Task directions: Quote every line of the material beneath this one.

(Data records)
begin
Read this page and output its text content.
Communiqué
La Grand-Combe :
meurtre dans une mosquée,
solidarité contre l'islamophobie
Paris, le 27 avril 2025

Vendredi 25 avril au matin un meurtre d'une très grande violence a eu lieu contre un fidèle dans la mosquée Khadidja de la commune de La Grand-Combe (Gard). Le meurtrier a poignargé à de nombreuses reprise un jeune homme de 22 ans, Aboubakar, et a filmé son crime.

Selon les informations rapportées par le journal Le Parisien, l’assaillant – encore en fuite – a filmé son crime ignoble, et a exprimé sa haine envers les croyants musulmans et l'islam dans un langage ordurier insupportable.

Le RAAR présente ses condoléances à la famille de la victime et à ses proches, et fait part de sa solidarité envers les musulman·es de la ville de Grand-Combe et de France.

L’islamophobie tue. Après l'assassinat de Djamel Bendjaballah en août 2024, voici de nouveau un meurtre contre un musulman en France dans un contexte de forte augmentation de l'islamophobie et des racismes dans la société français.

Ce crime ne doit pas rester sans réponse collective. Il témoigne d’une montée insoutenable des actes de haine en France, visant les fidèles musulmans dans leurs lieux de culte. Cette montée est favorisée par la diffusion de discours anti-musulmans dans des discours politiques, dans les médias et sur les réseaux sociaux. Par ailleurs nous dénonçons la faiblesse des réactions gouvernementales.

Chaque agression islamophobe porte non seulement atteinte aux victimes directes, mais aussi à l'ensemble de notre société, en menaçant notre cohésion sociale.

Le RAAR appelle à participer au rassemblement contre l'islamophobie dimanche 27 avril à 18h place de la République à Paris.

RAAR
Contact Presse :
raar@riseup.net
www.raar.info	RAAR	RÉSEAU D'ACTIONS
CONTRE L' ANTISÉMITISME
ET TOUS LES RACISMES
end
Correct answer:
Read this page and output its text content.
Communiqué
La Grand-Combe :
meurtre dans une mosquée,
solidarité contre l'islamophobie
Paris, le 27 avril 2025

Vendredi 25 avril au matin un meurtre d'une très grande violence a eu lieu contre un fidèle dans la mosquée Khadidja de la commune de La Grand-Combe (Gard). Le meurtrier a poignargé à de nombreuses reprise un jeune homme de 22 ans, Aboubakar, et a filmé son crime.

Selon les informations rapportées par le journal Le Parisien, l’assaillant – encore en fuite – a filmé son crime ignoble, et a exprimé sa haine envers les croyants musulmans et l'islam dans un langage ordurier insupportable.

Le RAAR présente ses condoléances à la famille de la victime et à ses proches, et fait part de sa solidarité envers les musulman·es de la ville de Grand-Combe et de France.

L’islamophobie tue. Après l'assassinat de Djamel Bendjaballah en août 2024, voici de nouveau un meurtre contre un musulman en France dans un contexte de forte augmentation de l'islamophobie et des racismes dans la société français.

Ce crime ne doit pas rester sans réponse collective. Il témoigne d’une montée insoutenable des actes de haine en France, visant les fidèles musulmans dans leurs lieux de culte. Cette montée est favorisée par la diffusion de discours anti-musulmans dans des discours politiques, dans les médias et sur les réseaux sociaux. Par ailleurs nous dénonçons la faiblesse des réactions gouvernementales.

Chaque agression islamophobe porte non seulement atteinte aux victimes directes, mais aussi à l'ensemble de notre société, en menaçant notre cohésion sociale.

Le RAAR appelle à participer au rassemblement contre l'islamophobie dimanche 27 avril à 18h place de la République à Paris.

RAAR
Contact Presse :
raar@riseup.net
www.raar.info	RAAR	RÉSEAU D'ACTIONS
CONTRE L' ANTISÉMITISME
ET TOUS LES RACISMES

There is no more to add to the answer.